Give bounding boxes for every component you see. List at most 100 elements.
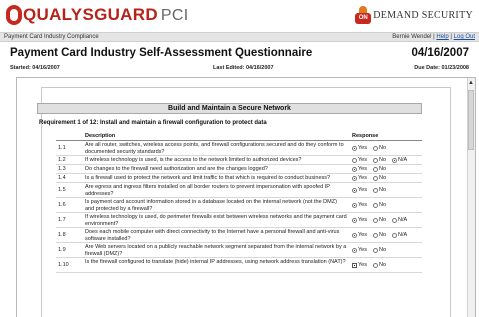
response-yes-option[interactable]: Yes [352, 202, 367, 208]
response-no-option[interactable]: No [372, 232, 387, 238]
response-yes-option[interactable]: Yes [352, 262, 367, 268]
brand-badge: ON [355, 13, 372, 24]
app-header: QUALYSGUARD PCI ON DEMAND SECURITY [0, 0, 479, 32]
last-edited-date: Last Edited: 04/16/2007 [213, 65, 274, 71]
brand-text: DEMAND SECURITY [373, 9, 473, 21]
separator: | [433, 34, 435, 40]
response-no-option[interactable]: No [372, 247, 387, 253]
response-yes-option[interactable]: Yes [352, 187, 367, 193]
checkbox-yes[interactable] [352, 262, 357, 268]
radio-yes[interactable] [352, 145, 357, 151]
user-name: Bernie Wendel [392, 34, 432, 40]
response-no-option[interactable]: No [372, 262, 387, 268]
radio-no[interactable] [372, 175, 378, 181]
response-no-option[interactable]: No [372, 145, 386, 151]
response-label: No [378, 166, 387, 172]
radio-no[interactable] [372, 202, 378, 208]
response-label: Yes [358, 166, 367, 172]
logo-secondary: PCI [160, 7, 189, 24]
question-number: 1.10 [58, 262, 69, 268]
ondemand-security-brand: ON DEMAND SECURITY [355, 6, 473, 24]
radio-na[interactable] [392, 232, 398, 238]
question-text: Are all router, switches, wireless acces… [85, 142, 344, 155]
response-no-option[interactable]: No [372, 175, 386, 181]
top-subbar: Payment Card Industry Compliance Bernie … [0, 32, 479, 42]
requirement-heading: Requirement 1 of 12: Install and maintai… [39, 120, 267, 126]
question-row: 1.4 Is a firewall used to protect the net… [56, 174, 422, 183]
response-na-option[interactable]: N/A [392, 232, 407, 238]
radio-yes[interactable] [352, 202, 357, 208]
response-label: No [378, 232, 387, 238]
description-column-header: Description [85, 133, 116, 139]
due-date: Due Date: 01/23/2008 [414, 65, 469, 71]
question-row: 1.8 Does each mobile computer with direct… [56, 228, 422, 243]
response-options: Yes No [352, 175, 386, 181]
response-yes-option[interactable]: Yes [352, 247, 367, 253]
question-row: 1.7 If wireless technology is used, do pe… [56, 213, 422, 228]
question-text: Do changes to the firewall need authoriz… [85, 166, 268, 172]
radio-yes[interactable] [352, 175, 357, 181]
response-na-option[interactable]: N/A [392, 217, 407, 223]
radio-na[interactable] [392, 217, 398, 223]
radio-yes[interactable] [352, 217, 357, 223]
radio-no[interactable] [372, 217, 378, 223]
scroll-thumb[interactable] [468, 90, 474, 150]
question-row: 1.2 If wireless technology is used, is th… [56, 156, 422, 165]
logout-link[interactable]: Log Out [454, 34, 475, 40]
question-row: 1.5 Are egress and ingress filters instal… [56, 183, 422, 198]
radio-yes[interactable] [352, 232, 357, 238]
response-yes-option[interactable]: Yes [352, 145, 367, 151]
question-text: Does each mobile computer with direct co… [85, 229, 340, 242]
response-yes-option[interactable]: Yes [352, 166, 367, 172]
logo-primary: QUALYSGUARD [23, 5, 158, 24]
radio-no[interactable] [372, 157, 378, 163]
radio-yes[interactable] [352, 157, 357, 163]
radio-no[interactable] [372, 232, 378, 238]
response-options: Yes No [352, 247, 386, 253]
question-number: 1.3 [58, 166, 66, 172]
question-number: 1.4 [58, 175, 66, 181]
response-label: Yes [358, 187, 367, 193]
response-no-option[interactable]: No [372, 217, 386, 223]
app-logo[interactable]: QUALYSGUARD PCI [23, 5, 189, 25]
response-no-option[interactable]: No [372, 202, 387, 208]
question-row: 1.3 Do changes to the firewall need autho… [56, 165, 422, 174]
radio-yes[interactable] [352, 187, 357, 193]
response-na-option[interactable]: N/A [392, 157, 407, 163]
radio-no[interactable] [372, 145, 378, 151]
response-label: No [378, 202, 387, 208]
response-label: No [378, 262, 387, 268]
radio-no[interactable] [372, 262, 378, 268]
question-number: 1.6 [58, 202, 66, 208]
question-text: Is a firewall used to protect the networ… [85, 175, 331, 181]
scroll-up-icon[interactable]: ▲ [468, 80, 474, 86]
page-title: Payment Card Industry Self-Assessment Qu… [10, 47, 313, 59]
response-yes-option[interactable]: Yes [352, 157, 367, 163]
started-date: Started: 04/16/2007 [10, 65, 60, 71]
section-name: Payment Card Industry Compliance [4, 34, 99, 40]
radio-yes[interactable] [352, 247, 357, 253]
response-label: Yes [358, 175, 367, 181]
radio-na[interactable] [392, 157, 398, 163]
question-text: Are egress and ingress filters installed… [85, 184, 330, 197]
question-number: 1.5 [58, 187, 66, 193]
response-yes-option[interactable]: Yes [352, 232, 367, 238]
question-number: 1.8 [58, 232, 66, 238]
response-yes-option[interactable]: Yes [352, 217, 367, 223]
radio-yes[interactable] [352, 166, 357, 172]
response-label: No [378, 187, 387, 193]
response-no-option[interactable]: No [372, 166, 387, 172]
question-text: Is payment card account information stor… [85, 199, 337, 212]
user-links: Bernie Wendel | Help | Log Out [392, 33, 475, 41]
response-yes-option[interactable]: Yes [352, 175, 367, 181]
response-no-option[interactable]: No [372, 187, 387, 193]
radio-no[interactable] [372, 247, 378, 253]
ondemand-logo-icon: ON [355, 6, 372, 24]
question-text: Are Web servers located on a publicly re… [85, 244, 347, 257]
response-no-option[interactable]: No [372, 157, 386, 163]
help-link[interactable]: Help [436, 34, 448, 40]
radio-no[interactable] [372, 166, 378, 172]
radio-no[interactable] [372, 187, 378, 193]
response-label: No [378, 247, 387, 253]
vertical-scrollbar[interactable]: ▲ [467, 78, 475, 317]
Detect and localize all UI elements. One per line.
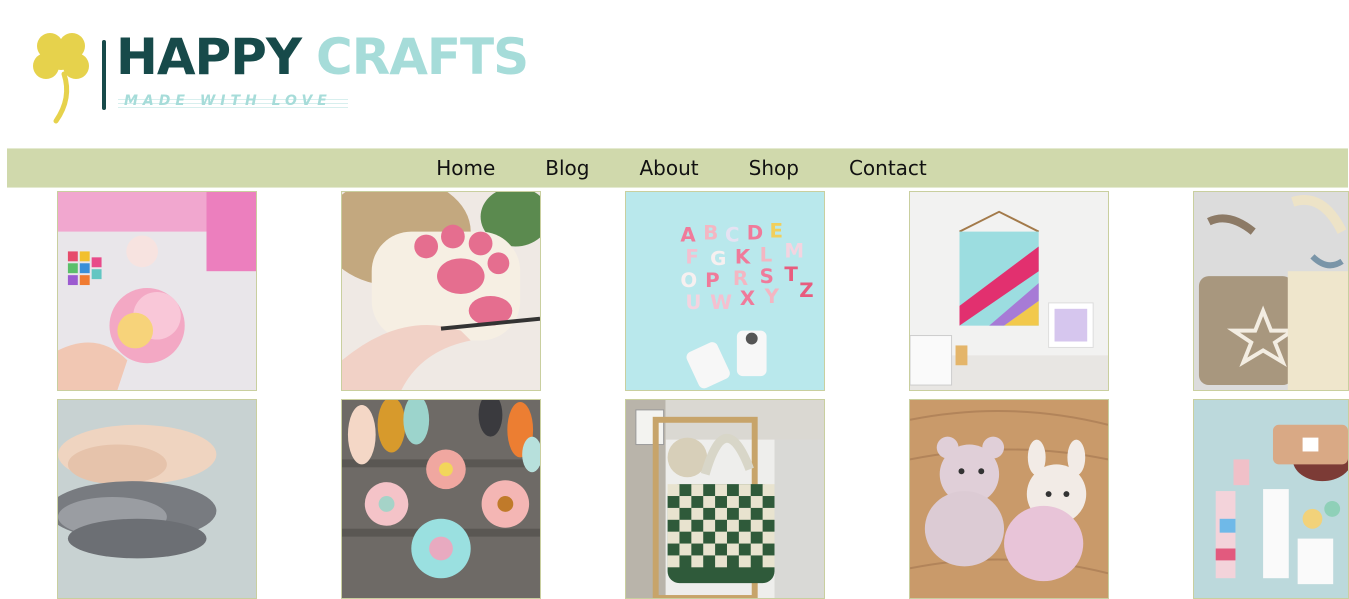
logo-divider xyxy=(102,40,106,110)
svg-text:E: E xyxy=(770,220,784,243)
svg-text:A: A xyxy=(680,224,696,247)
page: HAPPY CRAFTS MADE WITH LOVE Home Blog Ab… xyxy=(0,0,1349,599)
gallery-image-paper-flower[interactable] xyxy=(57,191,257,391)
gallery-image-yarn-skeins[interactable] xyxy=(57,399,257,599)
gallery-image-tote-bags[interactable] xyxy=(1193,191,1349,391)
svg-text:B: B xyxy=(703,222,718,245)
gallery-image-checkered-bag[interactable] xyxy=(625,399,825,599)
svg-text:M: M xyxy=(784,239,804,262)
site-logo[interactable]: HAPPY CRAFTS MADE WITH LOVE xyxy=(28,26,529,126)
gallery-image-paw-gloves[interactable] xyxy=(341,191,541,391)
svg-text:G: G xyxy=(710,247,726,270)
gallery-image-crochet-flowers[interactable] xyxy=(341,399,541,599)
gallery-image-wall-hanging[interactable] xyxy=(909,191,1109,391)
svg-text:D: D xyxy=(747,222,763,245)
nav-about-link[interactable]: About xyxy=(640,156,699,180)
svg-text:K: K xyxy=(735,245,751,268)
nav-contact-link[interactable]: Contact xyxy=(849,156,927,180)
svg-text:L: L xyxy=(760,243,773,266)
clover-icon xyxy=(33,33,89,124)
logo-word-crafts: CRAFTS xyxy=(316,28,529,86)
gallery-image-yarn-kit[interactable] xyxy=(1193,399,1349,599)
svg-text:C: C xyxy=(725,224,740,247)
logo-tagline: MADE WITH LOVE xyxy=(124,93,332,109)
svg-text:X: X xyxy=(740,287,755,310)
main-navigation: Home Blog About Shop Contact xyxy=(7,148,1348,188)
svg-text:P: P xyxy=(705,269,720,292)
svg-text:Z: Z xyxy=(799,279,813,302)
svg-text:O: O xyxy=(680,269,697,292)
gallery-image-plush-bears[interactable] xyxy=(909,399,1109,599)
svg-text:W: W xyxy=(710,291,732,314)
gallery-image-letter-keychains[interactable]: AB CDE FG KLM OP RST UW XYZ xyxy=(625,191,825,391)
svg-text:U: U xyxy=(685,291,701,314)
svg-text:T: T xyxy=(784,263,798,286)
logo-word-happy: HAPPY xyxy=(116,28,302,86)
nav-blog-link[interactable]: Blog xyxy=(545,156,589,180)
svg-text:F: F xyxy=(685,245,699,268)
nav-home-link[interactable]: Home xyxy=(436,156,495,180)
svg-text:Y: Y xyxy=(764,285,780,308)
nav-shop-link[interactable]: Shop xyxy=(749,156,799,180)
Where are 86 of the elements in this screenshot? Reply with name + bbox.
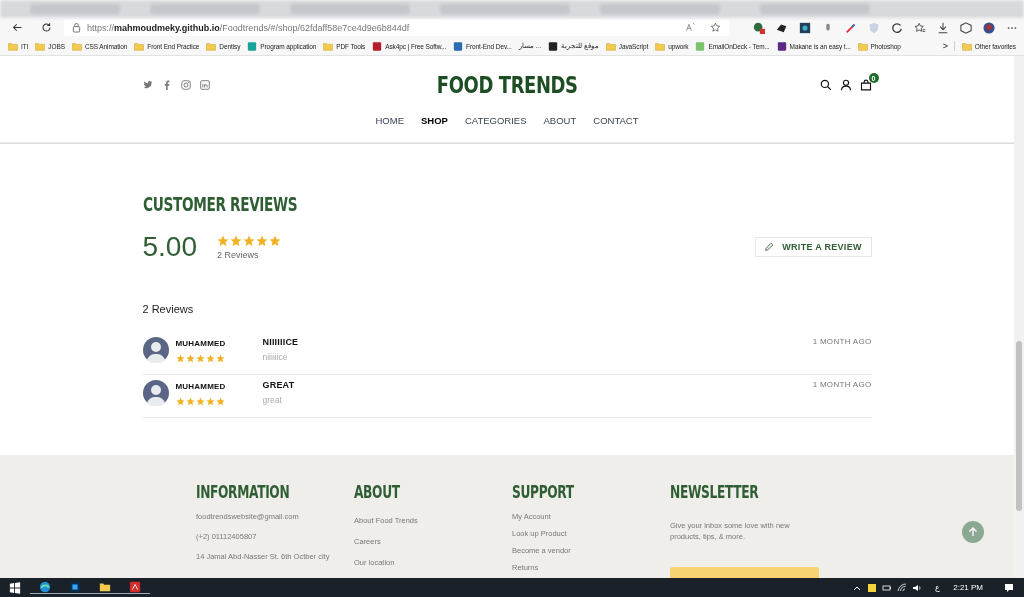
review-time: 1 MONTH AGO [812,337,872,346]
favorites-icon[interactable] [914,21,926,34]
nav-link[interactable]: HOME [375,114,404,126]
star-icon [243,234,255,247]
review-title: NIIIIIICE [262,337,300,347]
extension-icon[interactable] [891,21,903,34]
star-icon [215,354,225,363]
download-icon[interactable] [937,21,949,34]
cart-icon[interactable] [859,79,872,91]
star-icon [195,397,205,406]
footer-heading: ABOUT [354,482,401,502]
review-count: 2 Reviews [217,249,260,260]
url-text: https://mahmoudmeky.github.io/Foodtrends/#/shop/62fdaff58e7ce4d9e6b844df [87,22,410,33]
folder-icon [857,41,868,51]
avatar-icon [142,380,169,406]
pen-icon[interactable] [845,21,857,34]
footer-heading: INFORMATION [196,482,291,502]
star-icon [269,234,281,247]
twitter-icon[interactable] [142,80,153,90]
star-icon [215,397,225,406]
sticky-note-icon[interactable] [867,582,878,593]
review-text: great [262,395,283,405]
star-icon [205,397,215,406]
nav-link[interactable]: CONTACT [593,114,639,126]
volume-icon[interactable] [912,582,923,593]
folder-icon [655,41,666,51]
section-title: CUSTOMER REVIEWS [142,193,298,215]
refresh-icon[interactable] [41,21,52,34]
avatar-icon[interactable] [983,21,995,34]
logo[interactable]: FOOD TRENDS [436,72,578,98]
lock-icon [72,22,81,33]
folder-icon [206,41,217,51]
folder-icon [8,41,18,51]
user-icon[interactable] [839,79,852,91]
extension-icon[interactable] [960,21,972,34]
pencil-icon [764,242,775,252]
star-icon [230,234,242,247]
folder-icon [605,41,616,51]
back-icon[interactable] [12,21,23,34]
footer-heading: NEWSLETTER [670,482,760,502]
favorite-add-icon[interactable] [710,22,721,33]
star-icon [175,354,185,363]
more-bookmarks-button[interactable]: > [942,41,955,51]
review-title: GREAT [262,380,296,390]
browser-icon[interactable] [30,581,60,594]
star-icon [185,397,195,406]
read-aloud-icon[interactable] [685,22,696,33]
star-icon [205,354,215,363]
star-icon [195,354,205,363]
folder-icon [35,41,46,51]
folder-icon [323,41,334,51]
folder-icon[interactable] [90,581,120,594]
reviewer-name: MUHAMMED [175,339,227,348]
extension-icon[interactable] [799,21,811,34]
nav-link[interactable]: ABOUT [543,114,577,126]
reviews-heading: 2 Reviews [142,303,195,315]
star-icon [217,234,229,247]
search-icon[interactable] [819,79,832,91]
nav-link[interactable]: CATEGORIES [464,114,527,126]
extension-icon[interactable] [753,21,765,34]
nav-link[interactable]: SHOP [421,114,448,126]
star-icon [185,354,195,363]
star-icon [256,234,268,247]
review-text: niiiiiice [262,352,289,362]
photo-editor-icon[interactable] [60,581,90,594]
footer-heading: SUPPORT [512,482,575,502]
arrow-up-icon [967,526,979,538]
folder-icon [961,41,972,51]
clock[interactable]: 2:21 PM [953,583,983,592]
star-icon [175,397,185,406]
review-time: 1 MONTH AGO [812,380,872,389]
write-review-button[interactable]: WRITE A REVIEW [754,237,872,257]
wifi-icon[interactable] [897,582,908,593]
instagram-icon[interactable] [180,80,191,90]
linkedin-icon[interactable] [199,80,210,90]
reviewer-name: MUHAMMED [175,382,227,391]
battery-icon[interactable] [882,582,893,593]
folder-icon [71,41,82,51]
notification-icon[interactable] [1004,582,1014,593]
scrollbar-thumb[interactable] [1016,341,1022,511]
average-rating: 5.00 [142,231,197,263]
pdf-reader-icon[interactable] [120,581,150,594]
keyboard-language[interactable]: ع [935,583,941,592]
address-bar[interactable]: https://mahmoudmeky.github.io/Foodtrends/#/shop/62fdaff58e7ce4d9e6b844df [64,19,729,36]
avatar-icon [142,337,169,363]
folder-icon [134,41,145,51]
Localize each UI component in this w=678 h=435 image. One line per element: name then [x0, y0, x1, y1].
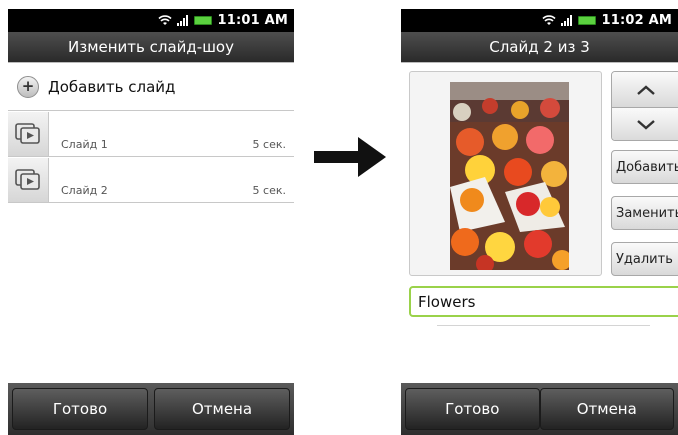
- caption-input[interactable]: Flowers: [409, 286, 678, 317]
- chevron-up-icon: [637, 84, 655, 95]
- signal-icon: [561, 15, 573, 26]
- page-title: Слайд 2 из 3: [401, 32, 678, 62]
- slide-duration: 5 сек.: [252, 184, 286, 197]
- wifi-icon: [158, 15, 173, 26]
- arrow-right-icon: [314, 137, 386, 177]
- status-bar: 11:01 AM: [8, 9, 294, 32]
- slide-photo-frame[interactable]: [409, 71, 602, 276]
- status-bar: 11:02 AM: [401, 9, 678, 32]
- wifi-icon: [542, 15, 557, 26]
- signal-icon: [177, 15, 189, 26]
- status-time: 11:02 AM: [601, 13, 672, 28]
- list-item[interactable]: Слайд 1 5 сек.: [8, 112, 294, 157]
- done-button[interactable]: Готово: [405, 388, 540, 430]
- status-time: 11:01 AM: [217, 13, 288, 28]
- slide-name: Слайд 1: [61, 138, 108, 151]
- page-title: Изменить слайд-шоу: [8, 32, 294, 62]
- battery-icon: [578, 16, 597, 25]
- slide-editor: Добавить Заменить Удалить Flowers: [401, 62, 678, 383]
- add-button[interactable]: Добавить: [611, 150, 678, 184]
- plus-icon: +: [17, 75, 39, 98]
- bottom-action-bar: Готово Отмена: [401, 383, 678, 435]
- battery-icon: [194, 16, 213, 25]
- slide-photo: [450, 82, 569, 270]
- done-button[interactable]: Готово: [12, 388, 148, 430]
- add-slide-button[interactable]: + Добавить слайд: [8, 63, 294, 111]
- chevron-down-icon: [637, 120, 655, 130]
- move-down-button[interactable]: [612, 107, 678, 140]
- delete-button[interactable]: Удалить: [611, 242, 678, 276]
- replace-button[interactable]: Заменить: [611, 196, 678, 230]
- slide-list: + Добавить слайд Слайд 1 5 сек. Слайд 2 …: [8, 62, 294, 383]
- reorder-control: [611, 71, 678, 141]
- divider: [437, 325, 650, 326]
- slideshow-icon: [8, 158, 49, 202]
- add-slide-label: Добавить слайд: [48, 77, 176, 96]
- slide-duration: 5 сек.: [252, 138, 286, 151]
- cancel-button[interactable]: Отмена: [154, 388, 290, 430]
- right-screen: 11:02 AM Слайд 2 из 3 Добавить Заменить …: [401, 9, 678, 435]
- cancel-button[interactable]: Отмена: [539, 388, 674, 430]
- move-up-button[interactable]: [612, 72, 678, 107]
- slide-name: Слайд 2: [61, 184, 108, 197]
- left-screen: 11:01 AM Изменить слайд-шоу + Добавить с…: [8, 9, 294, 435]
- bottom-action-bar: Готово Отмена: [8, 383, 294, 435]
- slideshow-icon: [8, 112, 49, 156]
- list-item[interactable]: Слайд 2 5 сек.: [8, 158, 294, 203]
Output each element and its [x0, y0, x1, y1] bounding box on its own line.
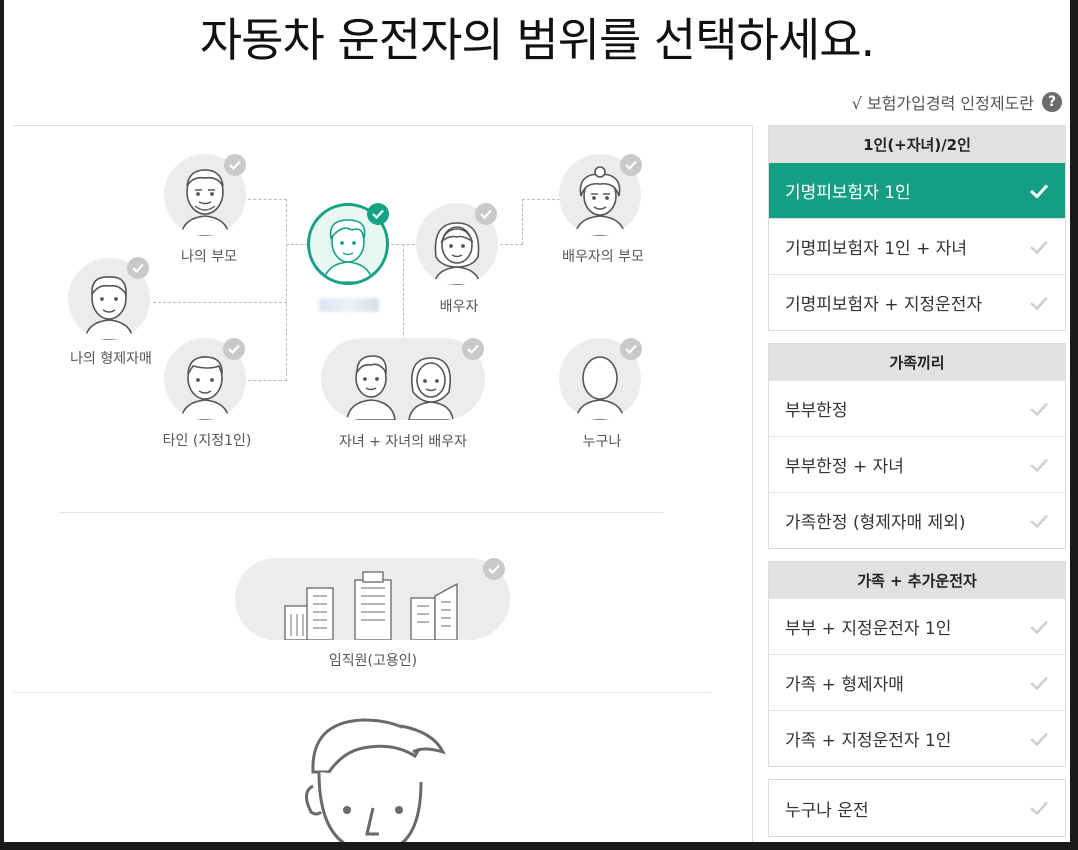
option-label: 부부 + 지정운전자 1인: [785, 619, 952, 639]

* _Objective_:
Return everything from the line containing "response-yes-option[interactable]: Yes [352, 202, 367, 208]" down to the line containing "separator: | [433, 34, 435, 40]", word for word, with both of those lines included.

* _Written reply_:
response-yes-option[interactable]: Yes [352, 202, 367, 208]
response-no-option[interactable]: No [372, 232, 387, 238]
response-yes-option[interactable]: Yes [352, 262, 367, 268]
brand-badge: ON [355, 13, 372, 24]
app-header: QUALYSGUARD PCI ON DEMAND SECURITY [0, 0, 479, 32]
last-edited-date: Last Edited: 04/16/2007 [213, 65, 274, 71]
brand-text: DEMAND SECURITY [373, 9, 473, 21]
separator: | [433, 34, 435, 40]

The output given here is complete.